Given problem - Below is a listing to write out in full, exactly as given, without its pictures.

Saved entries -
···

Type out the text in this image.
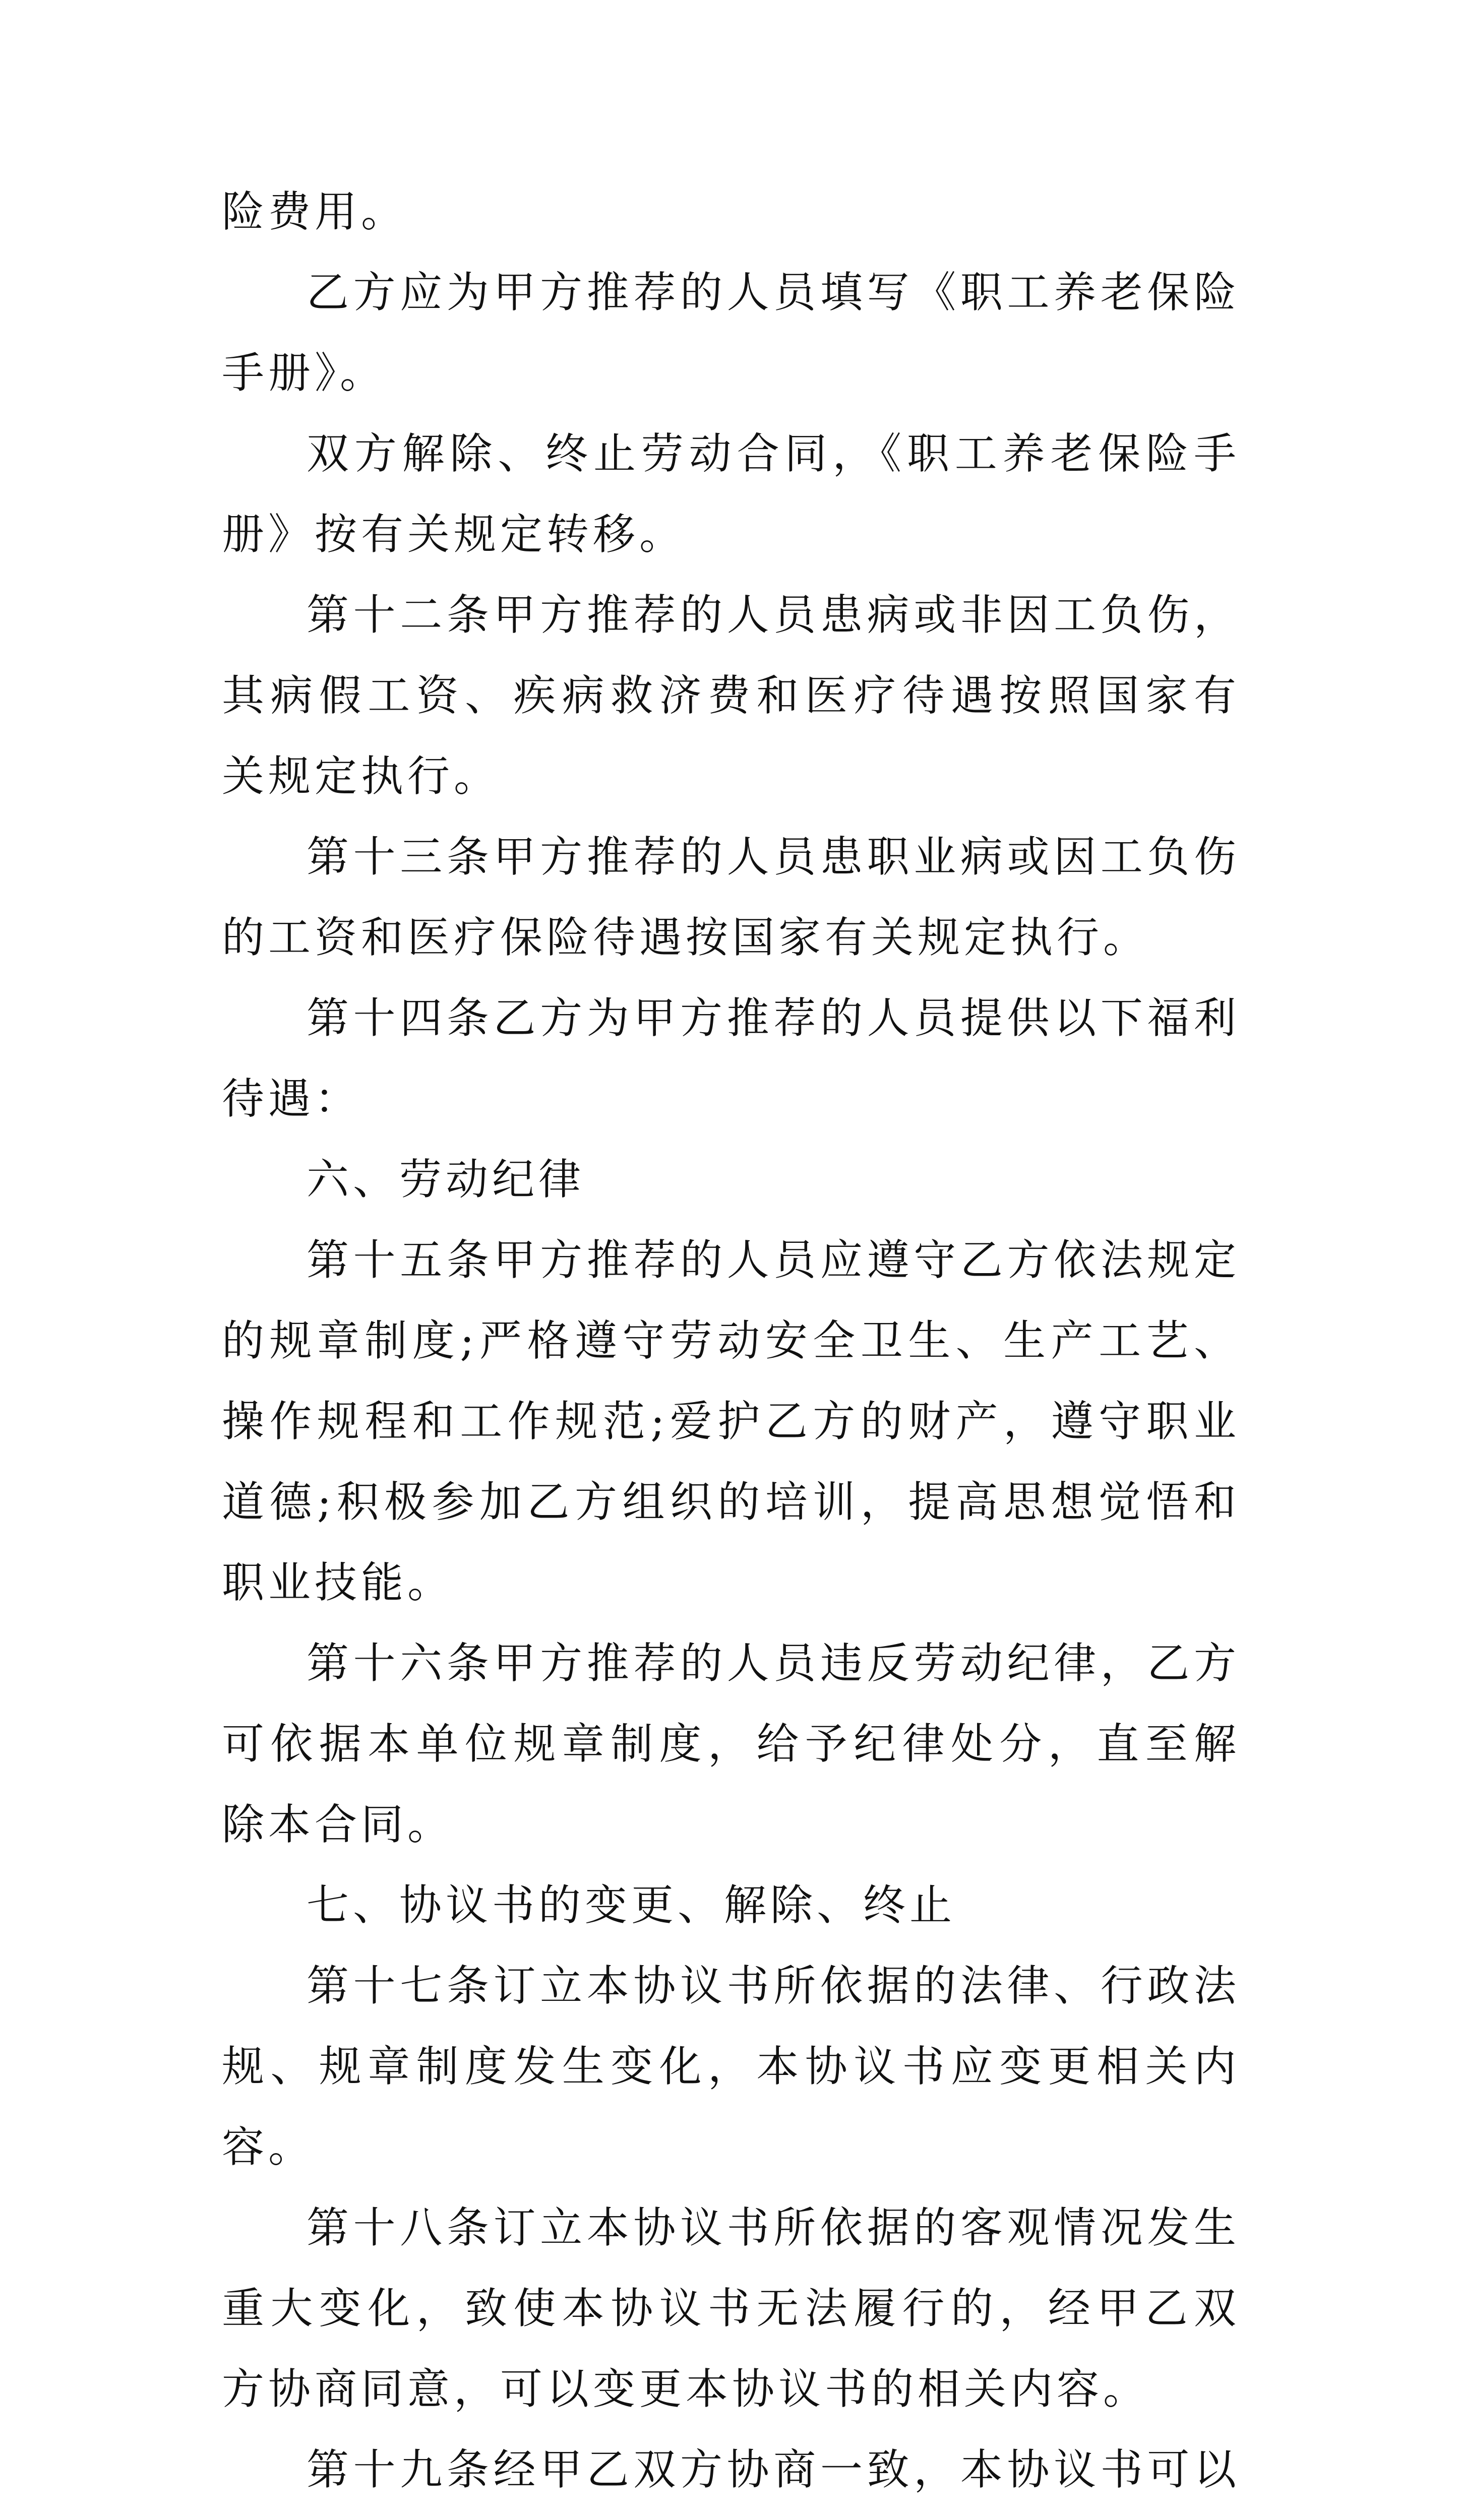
险费用。

乙方应为甲方推荐的人员填写《职工养老保险手册》。

双方解除、终止劳动合同，《职工养老保险手册》按有关规定转移。

第十二条甲方推荐的人员患病或非因工负伤，其病假工资、疾病救济费和医疗待遇按照国家有关规定执行。

第十三条甲方推荐的人员患职业病或因工负伤的工资和医疗保险待遇按国家有关规定执行。

第十四条乙方为甲方推荐的人员提供以下福利待遇：

六、劳动纪律

第十五条甲方推荐的人员应遵守乙方依法规定的规章制度;严格遵守劳动安全卫生、生产工艺、操作规程和工作规范;爱护乙方的财产，遵守职业道德;积极参加乙方组织的培训，提高思想觉悟和职业技能。

第十六条甲方推荐的人员违反劳动纪律，乙方可依据本单位规章制度，给予纪律处分，直至解除本合同。

七、协议书的变更、解除、终止

第十七条订立本协议书所依据的法律、行政法规、规章制度发生变化，本协议书应变更相关内容。

第十八条订立本协议书所依据的客观情况发生重大变化，致使本协议书无法履行的，经甲乙双方协商同意，可以变更本协议书的相关内容。

第十九条经甲乙双方协商一致，本协议书可以
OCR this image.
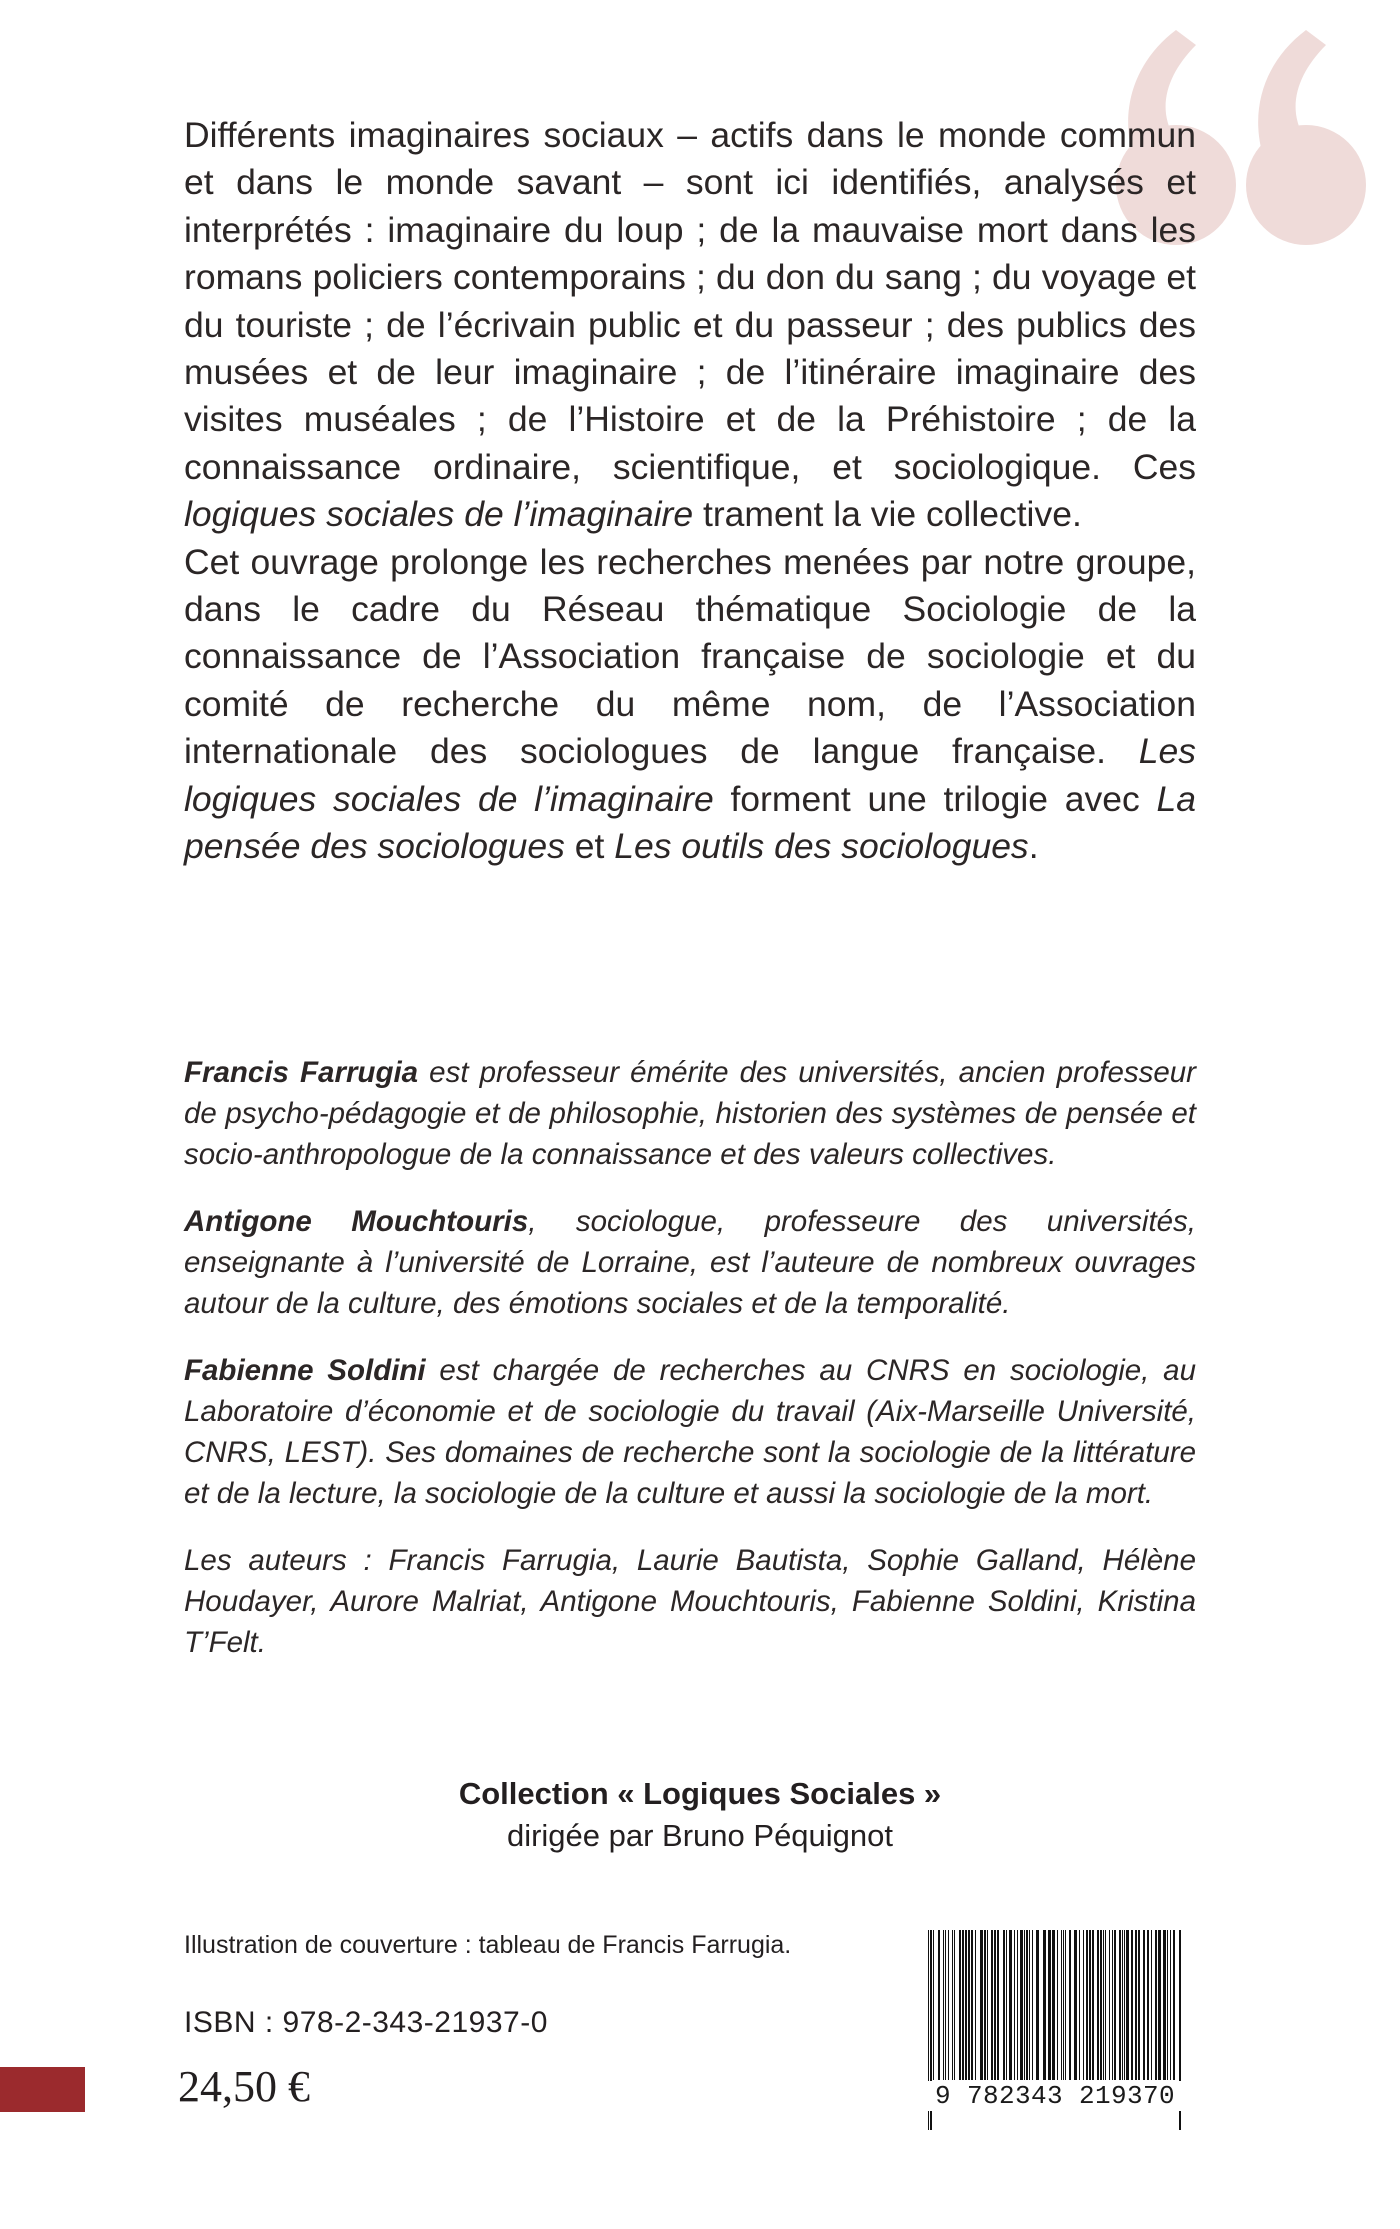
Différents imaginaires sociaux – actifs dans le monde commun et dans le monde savant – sont ici identifiés, analysés et interprétés : imaginaire du loup ; de la mauvaise mort dans les romans policiers contemporains ; du don du sang ; du voyage et du touriste ; de l’écrivain public et du passeur ; des publics des musées et de leur imaginaire ; de l’itinéraire imaginaire des visites muséales ; de l’Histoire et de la Préhistoire ; de la connaissance ordinaire, scientifique, et sociologique. Ces logiques sociales de l’imaginaire trament la vie collective.

Cet ouvrage prolonge les recherches menées par notre groupe, dans le cadre du Réseau thématique Sociologie de la connaissance de l’Association française de sociologie et du comité de recherche du même nom, de l’Association internationale des sociologues de langue française. Les logiques sociales de l’imaginaire forment une trilogie avec La pensée des sociologues et Les outils des sociologues.

Francis Farrugia est professeur émérite des universités, ancien professeur de psycho-pédagogie et de philosophie, historien des systèmes de pensée et socio-anthropologue de la connaissance et des valeurs collectives.

Antigone Mouchtouris, sociologue, professeure des universités, enseignante à l’université de Lorraine, est l’auteure de nombreux ouvrages autour de la culture, des émotions sociales et de la temporalité.

Fabienne Soldini est chargée de recherches au CNRS en sociologie, au Laboratoire d’économie et de sociologie du travail (Aix-Marseille Université, CNRS, LEST). Ses domaines de recherche sont la sociologie de la littérature et de la lecture, la sociologie de la culture et aussi la sociologie de la mort.

Les auteurs : Francis Farrugia, Laurie Bautista, Sophie Galland, Hélène Houdayer, Aurore Malriat, Antigone Mouchtouris, Fabienne Soldini, Kristina T’Felt.

Collection « Logiques Sociales »
dirigée par Bruno Péquignot
Illustration de couverture : tableau de Francis Farrugia.
ISBN : 978-2-343-21937-0
24,50 €	9 782343 219370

···

Complete output -
Type out the text in this image.
险费用。

乙方应为甲方推荐的人员填写《职工养老保险手册》。

双方解除、终止劳动合同，《职工养老保险手册》按有关规定转移。

第十二条甲方推荐的人员患病或非因工负伤，其病假工资、疾病救济费和医疗待遇按照国家有关规定执行。

第十三条甲方推荐的人员患职业病或因工负伤的工资和医疗保险待遇按国家有关规定执行。

第十四条乙方为甲方推荐的人员提供以下福利待遇：

六、劳动纪律

第十五条甲方推荐的人员应遵守乙方依法规定的规章制度;严格遵守劳动安全卫生、生产工艺、操作规程和工作规范;爱护乙方的财产，遵守职业道德;积极参加乙方组织的培训，提高思想觉悟和职业技能。

第十六条甲方推荐的人员违反劳动纪律，乙方可依据本单位规章制度，给予纪律处分，直至解除本合同。

七、协议书的变更、解除、终止

第十七条订立本协议书所依据的法律、行政法规、规章制度发生变化，本协议书应变更相关内容。

第十八条订立本协议书所依据的客观情况发生重大变化，致使本协议书无法履行的，经甲乙双方协商同意，可以变更本协议书的相关内容。

第十九条经甲乙双方协商一致，本协议书可以
OCR this image.
Différents imaginaires sociaux – actifs dans le monde commun et dans le monde savant – sont ici identifiés, analysés et interprétés : imaginaire du loup ; de la mauvaise mort dans les romans policiers contemporains ; du don du sang ; du voyage et du touriste ; de l’écrivain public et du passeur ; des publics des musées et de leur imaginaire ; de l’itinéraire imaginaire des visites muséales ; de l’Histoire et de la Préhistoire ; de la connaissance ordinaire, scientifique, et sociologique. Ces logiques sociales de l’imaginaire trament la vie collective.

Cet ouvrage prolonge les recherches menées par notre groupe, dans le cadre du Réseau thématique Sociologie de la connaissance de l’Association française de sociologie et du comité de recherche du même nom, de l’Association internationale des sociologues de langue française. Les logiques sociales de l’imaginaire forment une trilogie avec La pensée des sociologues et Les outils des sociologues.

Francis Farrugia est professeur émérite des universités, ancien professeur de psycho-pédagogie et de philosophie, historien des systèmes de pensée et socio-anthropologue de la connaissance et des valeurs collectives.

Antigone Mouchtouris, sociologue, professeure des universités, enseignante à l’université de Lorraine, est l’auteure de nombreux ouvrages autour de la culture, des émotions sociales et de la temporalité.

Fabienne Soldini est chargée de recherches au CNRS en sociologie, au Laboratoire d’économie et de sociologie du travail (Aix-Marseille Université, CNRS, LEST). Ses domaines de recherche sont la sociologie de la littérature et de la lecture, la sociologie de la culture et aussi la sociologie de la mort.

Les auteurs : Francis Farrugia, Laurie Bautista, Sophie Galland, Hélène Houdayer, Aurore Malriat, Antigone Mouchtouris, Fabienne Soldini, Kristina T’Felt.

Collection « Logiques Sociales »
dirigée par Bruno Péquignot
Illustration de couverture : tableau de Francis Farrugia.
ISBN : 978-2-343-21937-0
24,50 €	9 782343 219370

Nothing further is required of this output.